VORLIEGENDER TEXT —
###
Umfassende Ökobilanzen berücksichtigen die umwelt- und gesundheitsrelevanten Aspekte von Bauprodukten in allen 6 Lebensphasen von der „Wiege bis zur Bahre“ (Rohstoffe, Transport, Produktion, Verarbeitung, Nutzung und Entsorgung). Bei dieser umfassenden Betrachtungsweise ergibt sich für Dämmstoffe aus nachwachsenden Rohstoffen – abgesehen von wenigen Ausnahmefällen – ein insgesamt erfreulich positives Gesamtbild.

Die Rohstoffe sind natürlichen Ursprungs und werden auch bei nachhaltiger Land- und Forstwirtschaft in einem überschaubaren Zeitraum wieder von der Natur bereitgestellt.

Möglichst kurze Transportwege sind ein wichtiges Kriterium zur Unterstützung regionaler Wirtschaftskreisläufe. Die meisten Rohstoffe zur Herstellung von Naturfaserdämmstoffen werden in Mitteleuropa geerntet und verarbeitet. Sowohl Bauherr, als auch Architekt und Handwerker sollten zur Unterstützung regionaler Wirtschaftskreisläufe möglichst auf regionale Produkte achten und Rohstoffe, die weite Transportwege erfordern möglichst vermeiden.
###
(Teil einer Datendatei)
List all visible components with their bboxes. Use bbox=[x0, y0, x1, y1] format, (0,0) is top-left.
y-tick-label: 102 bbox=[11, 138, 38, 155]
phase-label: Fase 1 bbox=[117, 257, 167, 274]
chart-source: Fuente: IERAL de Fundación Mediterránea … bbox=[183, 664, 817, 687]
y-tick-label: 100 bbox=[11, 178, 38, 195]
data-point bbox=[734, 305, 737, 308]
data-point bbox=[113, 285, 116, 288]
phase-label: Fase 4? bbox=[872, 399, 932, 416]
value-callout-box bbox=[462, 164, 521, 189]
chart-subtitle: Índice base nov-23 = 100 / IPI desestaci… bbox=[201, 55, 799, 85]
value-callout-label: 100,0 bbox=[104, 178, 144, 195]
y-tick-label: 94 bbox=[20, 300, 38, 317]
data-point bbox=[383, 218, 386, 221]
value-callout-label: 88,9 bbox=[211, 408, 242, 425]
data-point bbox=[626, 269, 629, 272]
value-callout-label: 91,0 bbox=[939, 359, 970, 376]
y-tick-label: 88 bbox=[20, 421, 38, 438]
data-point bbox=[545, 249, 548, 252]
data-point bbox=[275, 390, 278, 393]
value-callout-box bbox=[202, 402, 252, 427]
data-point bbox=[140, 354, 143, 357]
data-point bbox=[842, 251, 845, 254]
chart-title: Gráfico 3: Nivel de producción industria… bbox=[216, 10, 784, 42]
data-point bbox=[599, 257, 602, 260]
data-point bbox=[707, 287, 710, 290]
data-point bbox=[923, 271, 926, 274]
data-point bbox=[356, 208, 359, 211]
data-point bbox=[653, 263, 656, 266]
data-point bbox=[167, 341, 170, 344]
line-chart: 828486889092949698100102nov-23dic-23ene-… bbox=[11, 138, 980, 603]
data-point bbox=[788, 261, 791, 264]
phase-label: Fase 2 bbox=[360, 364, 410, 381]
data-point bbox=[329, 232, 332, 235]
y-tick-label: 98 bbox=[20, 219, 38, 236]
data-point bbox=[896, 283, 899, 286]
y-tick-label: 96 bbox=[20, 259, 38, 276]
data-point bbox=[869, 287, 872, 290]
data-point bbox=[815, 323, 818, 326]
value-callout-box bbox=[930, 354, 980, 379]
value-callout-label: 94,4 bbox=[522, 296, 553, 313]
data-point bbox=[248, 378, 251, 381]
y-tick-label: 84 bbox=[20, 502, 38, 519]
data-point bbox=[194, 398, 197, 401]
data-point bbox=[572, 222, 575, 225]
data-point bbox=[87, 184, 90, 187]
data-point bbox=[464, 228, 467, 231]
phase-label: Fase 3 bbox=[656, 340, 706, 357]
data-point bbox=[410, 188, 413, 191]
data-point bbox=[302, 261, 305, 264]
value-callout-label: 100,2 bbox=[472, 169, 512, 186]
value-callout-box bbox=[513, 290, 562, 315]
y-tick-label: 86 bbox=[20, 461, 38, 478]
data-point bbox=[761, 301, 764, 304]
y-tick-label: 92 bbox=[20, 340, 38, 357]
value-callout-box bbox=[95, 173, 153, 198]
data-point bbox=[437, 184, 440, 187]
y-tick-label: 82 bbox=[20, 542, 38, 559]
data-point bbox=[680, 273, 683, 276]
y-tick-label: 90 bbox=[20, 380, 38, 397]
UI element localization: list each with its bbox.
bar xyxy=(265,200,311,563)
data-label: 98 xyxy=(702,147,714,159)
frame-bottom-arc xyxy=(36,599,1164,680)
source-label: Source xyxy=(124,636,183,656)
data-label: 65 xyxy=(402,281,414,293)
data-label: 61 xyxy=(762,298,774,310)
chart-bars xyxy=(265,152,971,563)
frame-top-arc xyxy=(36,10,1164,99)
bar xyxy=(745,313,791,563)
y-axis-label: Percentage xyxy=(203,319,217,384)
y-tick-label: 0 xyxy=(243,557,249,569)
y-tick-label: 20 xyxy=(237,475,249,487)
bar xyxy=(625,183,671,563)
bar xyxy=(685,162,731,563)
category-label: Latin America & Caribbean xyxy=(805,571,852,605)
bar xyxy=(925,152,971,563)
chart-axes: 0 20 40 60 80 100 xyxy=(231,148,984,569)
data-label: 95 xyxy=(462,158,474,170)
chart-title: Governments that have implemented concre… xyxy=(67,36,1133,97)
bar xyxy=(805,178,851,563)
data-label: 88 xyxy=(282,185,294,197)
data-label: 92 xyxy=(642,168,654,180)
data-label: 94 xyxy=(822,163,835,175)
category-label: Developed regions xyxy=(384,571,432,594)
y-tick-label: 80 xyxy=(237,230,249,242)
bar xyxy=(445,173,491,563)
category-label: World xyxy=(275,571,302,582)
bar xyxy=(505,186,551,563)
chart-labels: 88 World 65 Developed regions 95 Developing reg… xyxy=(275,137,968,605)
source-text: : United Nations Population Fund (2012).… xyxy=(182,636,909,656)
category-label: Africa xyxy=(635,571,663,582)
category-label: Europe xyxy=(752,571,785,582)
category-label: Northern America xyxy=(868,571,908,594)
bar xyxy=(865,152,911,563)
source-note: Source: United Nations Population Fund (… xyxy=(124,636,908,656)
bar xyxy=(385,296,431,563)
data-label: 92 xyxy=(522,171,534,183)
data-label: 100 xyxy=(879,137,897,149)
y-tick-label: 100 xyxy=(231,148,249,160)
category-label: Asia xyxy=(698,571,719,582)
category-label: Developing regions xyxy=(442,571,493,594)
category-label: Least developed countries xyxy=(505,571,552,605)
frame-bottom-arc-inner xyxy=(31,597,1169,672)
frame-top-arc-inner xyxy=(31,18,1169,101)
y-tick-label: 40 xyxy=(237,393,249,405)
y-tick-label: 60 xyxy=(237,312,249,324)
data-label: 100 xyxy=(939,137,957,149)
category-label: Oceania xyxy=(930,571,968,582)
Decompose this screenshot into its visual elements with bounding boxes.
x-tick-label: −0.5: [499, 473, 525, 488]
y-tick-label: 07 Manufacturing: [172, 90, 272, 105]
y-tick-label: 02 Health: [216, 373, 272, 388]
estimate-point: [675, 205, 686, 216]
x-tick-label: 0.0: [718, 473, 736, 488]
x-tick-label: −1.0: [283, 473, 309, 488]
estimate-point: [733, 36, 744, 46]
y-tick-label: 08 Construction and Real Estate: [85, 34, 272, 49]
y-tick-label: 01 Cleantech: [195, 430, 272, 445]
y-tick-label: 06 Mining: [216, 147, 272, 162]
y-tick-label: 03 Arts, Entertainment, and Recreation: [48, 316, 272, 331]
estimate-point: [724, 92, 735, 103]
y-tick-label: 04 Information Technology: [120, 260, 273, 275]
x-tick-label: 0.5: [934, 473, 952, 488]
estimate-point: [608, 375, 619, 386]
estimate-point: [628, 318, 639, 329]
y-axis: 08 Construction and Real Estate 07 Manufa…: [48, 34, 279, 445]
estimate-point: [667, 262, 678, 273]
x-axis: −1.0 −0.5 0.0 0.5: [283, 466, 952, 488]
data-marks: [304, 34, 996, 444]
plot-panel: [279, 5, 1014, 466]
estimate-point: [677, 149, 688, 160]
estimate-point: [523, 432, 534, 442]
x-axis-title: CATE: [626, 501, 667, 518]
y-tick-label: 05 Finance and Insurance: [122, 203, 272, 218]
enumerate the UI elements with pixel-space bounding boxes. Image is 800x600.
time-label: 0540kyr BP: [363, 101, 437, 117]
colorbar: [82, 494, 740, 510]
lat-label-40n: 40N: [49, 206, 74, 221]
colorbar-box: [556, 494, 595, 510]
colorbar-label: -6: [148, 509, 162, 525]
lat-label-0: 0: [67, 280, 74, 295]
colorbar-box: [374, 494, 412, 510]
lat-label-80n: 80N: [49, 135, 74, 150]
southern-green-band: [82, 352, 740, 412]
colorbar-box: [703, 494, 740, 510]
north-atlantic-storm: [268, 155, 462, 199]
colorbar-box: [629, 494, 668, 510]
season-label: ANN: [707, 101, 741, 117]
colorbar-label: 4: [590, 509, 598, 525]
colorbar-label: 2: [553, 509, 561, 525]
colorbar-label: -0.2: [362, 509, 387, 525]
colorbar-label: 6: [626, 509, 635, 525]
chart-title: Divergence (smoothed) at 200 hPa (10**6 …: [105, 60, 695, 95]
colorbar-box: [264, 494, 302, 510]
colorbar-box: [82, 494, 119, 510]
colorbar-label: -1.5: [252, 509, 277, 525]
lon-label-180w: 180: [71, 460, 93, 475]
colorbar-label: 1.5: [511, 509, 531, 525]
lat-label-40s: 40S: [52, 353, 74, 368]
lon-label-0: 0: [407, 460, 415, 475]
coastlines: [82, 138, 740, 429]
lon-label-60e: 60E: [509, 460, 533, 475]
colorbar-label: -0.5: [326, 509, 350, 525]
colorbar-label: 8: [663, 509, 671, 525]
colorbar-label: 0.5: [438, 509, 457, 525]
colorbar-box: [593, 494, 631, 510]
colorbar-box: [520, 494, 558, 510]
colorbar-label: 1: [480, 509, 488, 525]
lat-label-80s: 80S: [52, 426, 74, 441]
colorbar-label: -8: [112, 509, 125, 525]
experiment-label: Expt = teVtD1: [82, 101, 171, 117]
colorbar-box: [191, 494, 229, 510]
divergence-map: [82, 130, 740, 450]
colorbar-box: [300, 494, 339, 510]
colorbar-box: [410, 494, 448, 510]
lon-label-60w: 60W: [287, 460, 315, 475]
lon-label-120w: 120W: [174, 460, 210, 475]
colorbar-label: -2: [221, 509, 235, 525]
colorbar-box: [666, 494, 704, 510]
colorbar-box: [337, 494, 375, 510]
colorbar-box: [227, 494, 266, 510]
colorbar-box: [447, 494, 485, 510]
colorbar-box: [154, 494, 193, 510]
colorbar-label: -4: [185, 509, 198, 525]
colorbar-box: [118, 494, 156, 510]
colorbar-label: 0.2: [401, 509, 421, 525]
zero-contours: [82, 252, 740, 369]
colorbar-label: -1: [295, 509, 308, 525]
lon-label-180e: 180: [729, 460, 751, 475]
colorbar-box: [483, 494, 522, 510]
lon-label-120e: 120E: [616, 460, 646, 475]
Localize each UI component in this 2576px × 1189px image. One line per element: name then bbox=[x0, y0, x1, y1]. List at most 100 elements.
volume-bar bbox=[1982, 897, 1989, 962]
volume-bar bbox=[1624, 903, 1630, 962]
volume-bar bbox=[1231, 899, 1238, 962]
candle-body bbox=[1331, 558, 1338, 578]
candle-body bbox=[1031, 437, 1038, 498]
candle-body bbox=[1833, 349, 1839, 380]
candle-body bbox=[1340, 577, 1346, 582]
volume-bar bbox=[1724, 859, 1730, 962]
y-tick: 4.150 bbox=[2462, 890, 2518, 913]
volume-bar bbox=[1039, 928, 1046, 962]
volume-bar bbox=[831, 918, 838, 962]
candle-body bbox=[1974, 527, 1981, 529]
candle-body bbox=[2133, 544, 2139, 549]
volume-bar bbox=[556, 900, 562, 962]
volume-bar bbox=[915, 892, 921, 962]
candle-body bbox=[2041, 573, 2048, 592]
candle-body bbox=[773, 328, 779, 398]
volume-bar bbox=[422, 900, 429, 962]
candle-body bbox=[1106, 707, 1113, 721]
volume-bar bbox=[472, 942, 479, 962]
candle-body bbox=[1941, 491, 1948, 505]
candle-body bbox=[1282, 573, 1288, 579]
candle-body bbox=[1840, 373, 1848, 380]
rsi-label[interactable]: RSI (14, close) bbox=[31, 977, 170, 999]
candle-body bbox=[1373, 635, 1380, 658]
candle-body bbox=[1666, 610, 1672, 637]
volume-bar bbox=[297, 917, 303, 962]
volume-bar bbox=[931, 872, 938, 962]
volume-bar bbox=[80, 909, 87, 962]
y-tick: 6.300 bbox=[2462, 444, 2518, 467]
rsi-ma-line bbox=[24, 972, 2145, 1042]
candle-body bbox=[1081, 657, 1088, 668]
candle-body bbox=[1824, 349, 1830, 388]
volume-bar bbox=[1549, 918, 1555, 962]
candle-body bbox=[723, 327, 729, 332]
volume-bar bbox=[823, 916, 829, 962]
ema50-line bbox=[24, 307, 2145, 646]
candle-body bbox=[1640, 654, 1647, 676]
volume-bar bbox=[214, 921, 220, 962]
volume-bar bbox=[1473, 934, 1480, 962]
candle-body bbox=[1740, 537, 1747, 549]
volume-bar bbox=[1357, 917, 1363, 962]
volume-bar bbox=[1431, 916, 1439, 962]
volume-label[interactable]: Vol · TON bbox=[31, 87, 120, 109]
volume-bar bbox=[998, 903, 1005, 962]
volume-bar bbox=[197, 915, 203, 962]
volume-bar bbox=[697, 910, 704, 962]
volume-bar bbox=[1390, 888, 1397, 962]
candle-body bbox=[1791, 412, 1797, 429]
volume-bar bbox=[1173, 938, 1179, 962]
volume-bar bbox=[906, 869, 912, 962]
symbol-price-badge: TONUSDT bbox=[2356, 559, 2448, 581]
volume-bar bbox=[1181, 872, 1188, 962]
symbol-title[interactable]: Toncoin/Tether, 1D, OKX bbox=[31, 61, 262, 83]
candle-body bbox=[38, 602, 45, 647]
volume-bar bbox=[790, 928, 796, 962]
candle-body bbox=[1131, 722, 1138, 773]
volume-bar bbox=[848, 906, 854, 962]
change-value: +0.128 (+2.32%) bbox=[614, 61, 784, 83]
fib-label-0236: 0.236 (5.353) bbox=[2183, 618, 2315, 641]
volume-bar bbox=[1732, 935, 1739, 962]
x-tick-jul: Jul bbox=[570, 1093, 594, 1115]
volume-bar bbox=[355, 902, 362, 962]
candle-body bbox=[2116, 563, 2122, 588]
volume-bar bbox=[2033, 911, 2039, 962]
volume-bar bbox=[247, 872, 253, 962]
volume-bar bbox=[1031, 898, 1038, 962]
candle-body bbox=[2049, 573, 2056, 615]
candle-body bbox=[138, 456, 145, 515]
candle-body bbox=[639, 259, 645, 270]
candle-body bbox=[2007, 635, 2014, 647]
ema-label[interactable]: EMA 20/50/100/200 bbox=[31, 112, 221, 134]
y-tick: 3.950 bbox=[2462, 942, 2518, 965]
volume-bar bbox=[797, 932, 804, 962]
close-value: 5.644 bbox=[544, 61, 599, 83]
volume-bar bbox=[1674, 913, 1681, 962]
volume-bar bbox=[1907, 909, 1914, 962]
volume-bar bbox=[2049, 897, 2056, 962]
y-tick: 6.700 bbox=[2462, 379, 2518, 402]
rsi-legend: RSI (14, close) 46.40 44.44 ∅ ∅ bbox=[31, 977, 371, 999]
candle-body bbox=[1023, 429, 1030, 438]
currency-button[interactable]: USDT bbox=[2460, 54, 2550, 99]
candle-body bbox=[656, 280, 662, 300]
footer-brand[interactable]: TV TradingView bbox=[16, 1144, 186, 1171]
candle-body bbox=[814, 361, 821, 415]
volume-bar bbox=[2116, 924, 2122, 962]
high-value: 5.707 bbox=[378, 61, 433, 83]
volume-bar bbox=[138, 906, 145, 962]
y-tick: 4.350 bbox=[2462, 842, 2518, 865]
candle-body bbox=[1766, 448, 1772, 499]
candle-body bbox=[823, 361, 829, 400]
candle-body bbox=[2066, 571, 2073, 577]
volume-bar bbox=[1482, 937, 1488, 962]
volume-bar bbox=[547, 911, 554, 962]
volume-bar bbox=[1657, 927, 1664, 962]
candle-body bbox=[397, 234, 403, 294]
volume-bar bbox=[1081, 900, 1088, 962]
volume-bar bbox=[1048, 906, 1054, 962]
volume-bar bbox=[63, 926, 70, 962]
###
AUFGABEN UND ÜBUNGEN —
• a. Wo werden laut dem Text über Dämmstoffe aus nachwachsenden Rohstoffen die meisten Rohstoffe für Naturfaserdämmstoffe geerntet und verarbeitet?
• b. Übertragen Sie folgenden Satz aus dem Text über Dämmstoffe aus nachwachsenden Rohstoffen ins Englische: „Die Rohstoffe sind natürlichen Ursprungs und werden auch bei nachhaltiger Land- und Forstwirtschaft in einem überschaubaren Zeitraum wieder von der Natur bereitgestellt.“
• c. Führen Sie den Text über die Ökobilanz von Dämmstoffen aus nachwachsenden Rohstoffen im Anschluss an seinen letzten Satz weiter.

ERGEBNISSE —
• a. In Mitteleuropa.

• b. The raw materials are of natural origin and, even with sustainable agriculture and forestry, are provided again by nature within a manageable period of time.

• c.
Die Produktion vieler Erzeugnisse (z. B. Flachs, Hanf, Schafwolle und Zelluloseflocken) erfolgt in der Regel in einfachen Prozessketten mit geringem Energieaufwand. Bei der Herstellung verschiedener Kork-/Holzfaseprodukte ist der Energieaufwand allerdings deutlich höher (s. Tabelle oben). Eventuelle Umweltbelastungen im Laufe des Lebenszyklus der Dämmstoffe hängen von den Zusatzstoffen und Bindemitteln in den Produkten ab.

Gesundheitliche Auswirkungen für Bewohner sind bei sachgerechtem Einbau (Beachtung der Regeln der Technik und der Richtlinien des Herstellers) nach umfangreichen Recherchen des Verfassers - zum jetzigen Zeitpunkt nicht zu erwarten.

Die gesundheitlichen und ökologischen Risiken bei der Verarbeitung natürlicher Dämmstoffe sind unter Beachtung entsprechender Arbeitsschutzbedingungen gering. Die Staubentwicklung kann allerdings – z. B. beim Schneiden von Holzfaserdämmstoffen oder Einblasen von Zellulose – erheblich sein. Professionelle Schneidemaschinen mit Absaugvorrichtungen und gute Feinstaub-Schutzmasken beim Einblasen sollten deshalb zur obligatorischen Ausrüstung des ausführenden Handwerkbetriebs gehören.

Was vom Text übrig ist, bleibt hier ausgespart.